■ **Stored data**
start
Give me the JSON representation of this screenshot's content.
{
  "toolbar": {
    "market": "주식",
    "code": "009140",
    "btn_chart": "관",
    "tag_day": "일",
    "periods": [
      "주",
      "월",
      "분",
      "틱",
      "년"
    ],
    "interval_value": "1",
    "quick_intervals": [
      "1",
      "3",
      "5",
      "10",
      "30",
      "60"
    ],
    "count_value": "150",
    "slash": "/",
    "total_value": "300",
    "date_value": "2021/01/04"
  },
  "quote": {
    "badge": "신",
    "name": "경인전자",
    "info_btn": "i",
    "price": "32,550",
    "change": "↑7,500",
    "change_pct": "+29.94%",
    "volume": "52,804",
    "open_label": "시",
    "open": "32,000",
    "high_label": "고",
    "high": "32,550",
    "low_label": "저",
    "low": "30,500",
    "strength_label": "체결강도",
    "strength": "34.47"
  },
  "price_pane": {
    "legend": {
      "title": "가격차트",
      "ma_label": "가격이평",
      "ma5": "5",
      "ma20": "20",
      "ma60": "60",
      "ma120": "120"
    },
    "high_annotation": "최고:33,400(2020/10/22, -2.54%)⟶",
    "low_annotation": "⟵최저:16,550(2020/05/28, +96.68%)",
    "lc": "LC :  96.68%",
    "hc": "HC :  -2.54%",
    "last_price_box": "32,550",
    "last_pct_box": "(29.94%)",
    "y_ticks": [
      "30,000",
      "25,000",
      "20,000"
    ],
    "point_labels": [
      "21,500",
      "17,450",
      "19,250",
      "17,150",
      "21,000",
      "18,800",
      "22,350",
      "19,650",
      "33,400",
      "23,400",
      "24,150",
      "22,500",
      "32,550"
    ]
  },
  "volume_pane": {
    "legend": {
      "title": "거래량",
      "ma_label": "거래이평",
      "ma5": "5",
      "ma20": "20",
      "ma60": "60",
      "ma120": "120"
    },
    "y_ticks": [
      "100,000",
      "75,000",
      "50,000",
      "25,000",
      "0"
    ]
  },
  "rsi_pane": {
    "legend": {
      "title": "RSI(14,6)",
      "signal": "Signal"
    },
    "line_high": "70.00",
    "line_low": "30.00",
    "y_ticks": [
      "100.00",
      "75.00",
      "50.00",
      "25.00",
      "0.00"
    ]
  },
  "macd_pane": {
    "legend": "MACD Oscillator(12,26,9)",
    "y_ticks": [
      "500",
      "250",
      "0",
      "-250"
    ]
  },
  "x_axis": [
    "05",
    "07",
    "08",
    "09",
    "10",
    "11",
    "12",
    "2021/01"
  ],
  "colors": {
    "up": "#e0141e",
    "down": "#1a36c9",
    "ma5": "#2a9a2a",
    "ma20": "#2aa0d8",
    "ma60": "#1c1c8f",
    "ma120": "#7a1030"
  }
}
end
Reproduce the records word for word.

■ **Expected answer**
Give me the JSON representation of this screenshot's content.
{
  "toolbar": {
    "market": "주식",
    "code": "009140",
    "btn_chart": "관",
    "tag_day": "일",
    "periods": [
      "주",
      "월",
      "분",
      "틱",
      "년"
    ],
    "interval_value": "1",
    "quick_intervals": [
      "1",
      "3",
      "5",
      "10",
      "30",
      "60"
    ],
    "count_value": "150",
    "slash": "/",
    "total_value": "300",
    "date_value": "2021/01/04"
  },
  "quote": {
    "badge": "신",
    "name": "경인전자",
    "info_btn": "i",
    "price": "32,550",
    "change": "↑7,500",
    "change_pct": "+29.94%",
    "volume": "52,804",
    "open_label": "시",
    "open": "32,000",
    "high_label": "고",
    "high": "32,550",
    "low_label": "저",
    "low": "30,500",
    "strength_label": "체결강도",
    "strength": "34.47"
  },
  "price_pane": {
    "legend": {
      "title": "가격차트",
      "ma_label": "가격이평",
      "ma5": "5",
      "ma20": "20",
      "ma60": "60",
      "ma120": "120"
    },
    "high_annotation": "최고:33,400(2020/10/22, -2.54%)⟶",
    "low_annotation": "⟵최저:16,550(2020/05/28, +96.68%)",
    "lc": "LC :  96.68%",
    "hc": "HC :  -2.54%",
    "last_price_box": "32,550",
    "last_pct_box": "(29.94%)",
    "y_ticks": [
      "30,000",
      "25,000",
      "20,000"
    ],
    "point_labels": [
      "21,500",
      "17,450",
      "19,250",
      "17,150",
      "21,000",
      "18,800",
      "22,350",
      "19,650",
      "33,400",
      "23,400",
      "24,150",
      "22,500",
      "32,550"
    ]
  },
  "volume_pane": {
    "legend": {
      "title": "거래량",
      "ma_label": "거래이평",
      "ma5": "5",
      "ma20": "20",
      "ma60": "60",
      "ma120": "120"
    },
    "y_ticks": [
      "100,000",
      "75,000",
      "50,000",
      "25,000",
      "0"
    ]
  },
  "rsi_pane": {
    "legend": {
      "title": "RSI(14,6)",
      "signal": "Signal"
    },
    "line_high": "70.00",
    "line_low": "30.00",
    "y_ticks": [
      "100.00",
      "75.00",
      "50.00",
      "25.00",
      "0.00"
    ]
  },
  "macd_pane": {
    "legend": "MACD Oscillator(12,26,9)",
    "y_ticks": [
      "500",
      "250",
      "0",
      "-250"
    ]
  },
  "x_axis": [
    "05",
    "07",
    "08",
    "09",
    "10",
    "11",
    "12",
    "2021/01"
  ],
  "colors": {
    "up": "#e0141e",
    "down": "#1a36c9",
    "ma5": "#2a9a2a",
    "ma20": "#2aa0d8",
    "ma60": "#1c1c8f",
    "ma120": "#7a1030"
  }
}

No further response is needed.